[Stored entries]
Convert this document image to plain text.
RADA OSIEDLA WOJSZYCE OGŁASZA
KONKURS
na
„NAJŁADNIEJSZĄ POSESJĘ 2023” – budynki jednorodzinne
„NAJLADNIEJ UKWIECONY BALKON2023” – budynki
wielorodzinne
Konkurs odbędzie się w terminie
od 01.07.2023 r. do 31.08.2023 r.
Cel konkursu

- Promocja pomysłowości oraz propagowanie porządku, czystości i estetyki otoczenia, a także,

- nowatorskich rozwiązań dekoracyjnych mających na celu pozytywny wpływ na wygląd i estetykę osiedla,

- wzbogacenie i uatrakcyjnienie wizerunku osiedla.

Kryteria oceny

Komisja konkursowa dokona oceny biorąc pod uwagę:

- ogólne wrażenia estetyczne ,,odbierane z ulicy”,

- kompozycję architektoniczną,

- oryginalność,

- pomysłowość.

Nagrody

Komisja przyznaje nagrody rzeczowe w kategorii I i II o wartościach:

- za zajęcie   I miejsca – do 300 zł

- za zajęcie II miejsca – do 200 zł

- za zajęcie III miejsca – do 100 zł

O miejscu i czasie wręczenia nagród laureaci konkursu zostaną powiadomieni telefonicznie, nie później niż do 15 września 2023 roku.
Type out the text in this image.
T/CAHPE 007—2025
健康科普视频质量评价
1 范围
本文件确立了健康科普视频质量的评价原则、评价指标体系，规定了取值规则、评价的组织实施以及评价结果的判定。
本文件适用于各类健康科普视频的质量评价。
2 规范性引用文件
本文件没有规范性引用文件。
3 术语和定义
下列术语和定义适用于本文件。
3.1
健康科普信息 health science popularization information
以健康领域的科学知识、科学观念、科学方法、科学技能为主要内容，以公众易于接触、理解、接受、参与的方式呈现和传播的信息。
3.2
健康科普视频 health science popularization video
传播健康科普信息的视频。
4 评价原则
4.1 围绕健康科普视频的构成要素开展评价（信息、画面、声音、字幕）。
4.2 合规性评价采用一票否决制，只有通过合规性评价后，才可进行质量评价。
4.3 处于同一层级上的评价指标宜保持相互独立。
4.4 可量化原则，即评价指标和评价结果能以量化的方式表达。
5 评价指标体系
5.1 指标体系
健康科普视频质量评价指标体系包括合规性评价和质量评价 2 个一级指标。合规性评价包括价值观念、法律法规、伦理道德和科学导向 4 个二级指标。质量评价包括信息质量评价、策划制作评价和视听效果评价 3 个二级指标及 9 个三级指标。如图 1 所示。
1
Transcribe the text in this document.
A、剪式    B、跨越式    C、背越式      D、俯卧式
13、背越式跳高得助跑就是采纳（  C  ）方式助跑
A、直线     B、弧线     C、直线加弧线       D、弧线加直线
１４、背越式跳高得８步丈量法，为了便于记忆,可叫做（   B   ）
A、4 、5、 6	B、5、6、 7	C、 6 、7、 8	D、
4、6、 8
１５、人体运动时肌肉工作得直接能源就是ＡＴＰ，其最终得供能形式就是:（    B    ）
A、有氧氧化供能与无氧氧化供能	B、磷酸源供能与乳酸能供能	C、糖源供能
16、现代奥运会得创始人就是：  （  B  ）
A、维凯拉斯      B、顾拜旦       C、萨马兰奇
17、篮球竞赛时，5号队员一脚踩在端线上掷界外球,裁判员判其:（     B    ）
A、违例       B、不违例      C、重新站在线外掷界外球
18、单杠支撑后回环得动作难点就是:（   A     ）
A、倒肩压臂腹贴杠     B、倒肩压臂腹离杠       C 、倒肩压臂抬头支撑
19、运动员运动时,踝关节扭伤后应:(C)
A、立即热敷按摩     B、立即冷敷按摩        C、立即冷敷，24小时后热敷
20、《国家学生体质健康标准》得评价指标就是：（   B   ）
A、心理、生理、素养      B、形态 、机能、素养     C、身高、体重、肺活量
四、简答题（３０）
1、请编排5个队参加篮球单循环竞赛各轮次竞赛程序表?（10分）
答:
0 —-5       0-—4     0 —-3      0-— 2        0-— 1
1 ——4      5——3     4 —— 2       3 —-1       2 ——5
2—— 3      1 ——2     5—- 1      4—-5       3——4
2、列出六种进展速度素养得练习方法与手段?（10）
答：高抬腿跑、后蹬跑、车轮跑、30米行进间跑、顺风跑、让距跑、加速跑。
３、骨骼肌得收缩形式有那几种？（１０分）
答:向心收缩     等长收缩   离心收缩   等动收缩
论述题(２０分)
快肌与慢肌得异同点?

TASK BRIEF
Type out all of the material again, word for word.

RESPONSE TO THIS EXERCISE
Convert this document image to plain text.
RADA OSIEDLA WOJSZYCE OGŁASZA
KONKURS
na
„NAJŁADNIEJSZĄ POSESJĘ 2023” – budynki jednorodzinne
„NAJLADNIEJ UKWIECONY BALKON2023” – budynki
wielorodzinne
Konkurs odbędzie się w terminie
od 01.07.2023 r. do 31.08.2023 r.
Cel konkursu

- Promocja pomysłowości oraz propagowanie porządku, czystości i estetyki otoczenia, a także,

- nowatorskich rozwiązań dekoracyjnych mających na celu pozytywny wpływ na wygląd i estetykę osiedla,

- wzbogacenie i uatrakcyjnienie wizerunku osiedla.

Kryteria oceny

Komisja konkursowa dokona oceny biorąc pod uwagę:

- ogólne wrażenia estetyczne ,,odbierane z ulicy”,

- kompozycję architektoniczną,

- oryginalność,

- pomysłowość.

Nagrody

Komisja przyznaje nagrody rzeczowe w kategorii I i II o wartościach:

- za zajęcie   I miejsca – do 300 zł

- za zajęcie II miejsca – do 200 zł

- za zajęcie III miejsca – do 100 zł

O miejscu i czasie wręczenia nagród laureaci konkursu zostaną powiadomieni telefonicznie, nie później niż do 15 września 2023 roku.
Type out the text in this image.
T/CAHPE 007—2025
健康科普视频质量评价
1 范围
本文件确立了健康科普视频质量的评价原则、评价指标体系，规定了取值规则、评价的组织实施以及评价结果的判定。
本文件适用于各类健康科普视频的质量评价。
2 规范性引用文件
本文件没有规范性引用文件。
3 术语和定义
下列术语和定义适用于本文件。
3.1
健康科普信息 health science popularization information
以健康领域的科学知识、科学观念、科学方法、科学技能为主要内容，以公众易于接触、理解、接受、参与的方式呈现和传播的信息。
3.2
健康科普视频 health science popularization video
传播健康科普信息的视频。
4 评价原则
4.1 围绕健康科普视频的构成要素开展评价（信息、画面、声音、字幕）。
4.2 合规性评价采用一票否决制，只有通过合规性评价后，才可进行质量评价。
4.3 处于同一层级上的评价指标宜保持相互独立。
4.4 可量化原则，即评价指标和评价结果能以量化的方式表达。
5 评价指标体系
5.1 指标体系
健康科普视频质量评价指标体系包括合规性评价和质量评价 2 个一级指标。合规性评价包括价值观念、法律法规、伦理道德和科学导向 4 个二级指标。质量评价包括信息质量评价、策划制作评价和视听效果评价 3 个二级指标及 9 个三级指标。如图 1 所示。
1
Transcribe the text in this document.
A、剪式    B、跨越式    C、背越式      D、俯卧式
13、背越式跳高得助跑就是采纳（  C  ）方式助跑
A、直线     B、弧线     C、直线加弧线       D、弧线加直线
１４、背越式跳高得８步丈量法，为了便于记忆,可叫做（   B   ）
A、4 、5、 6	B、5、6、 7	C、 6 、7、 8	D、
4、6、 8
１５、人体运动时肌肉工作得直接能源就是ＡＴＰ，其最终得供能形式就是:（    B    ）
A、有氧氧化供能与无氧氧化供能	B、磷酸源供能与乳酸能供能	C、糖源供能
16、现代奥运会得创始人就是：  （  B  ）
A、维凯拉斯      B、顾拜旦       C、萨马兰奇
17、篮球竞赛时，5号队员一脚踩在端线上掷界外球,裁判员判其:（     B    ）
A、违例       B、不违例      C、重新站在线外掷界外球
18、单杠支撑后回环得动作难点就是:（   A     ）
A、倒肩压臂腹贴杠     B、倒肩压臂腹离杠       C 、倒肩压臂抬头支撑
19、运动员运动时,踝关节扭伤后应:(C)
A、立即热敷按摩     B、立即冷敷按摩        C、立即冷敷，24小时后热敷
20、《国家学生体质健康标准》得评价指标就是：（   B   ）
A、心理、生理、素养      B、形态 、机能、素养     C、身高、体重、肺活量
四、简答题（３０）
1、请编排5个队参加篮球单循环竞赛各轮次竞赛程序表?（10分）
答:
0 —-5       0-—4     0 —-3      0-— 2        0-— 1
1 ——4      5——3     4 —— 2       3 —-1       2 ——5
2—— 3      1 ——2     5—- 1      4—-5       3——4
2、列出六种进展速度素养得练习方法与手段?（10）
答：高抬腿跑、后蹬跑、车轮跑、30米行进间跑、顺风跑、让距跑、加速跑。
３、骨骼肌得收缩形式有那几种？（１０分）
答:向心收缩     等长收缩   离心收缩   等动收缩
论述题(２０分)
快肌与慢肌得异同点?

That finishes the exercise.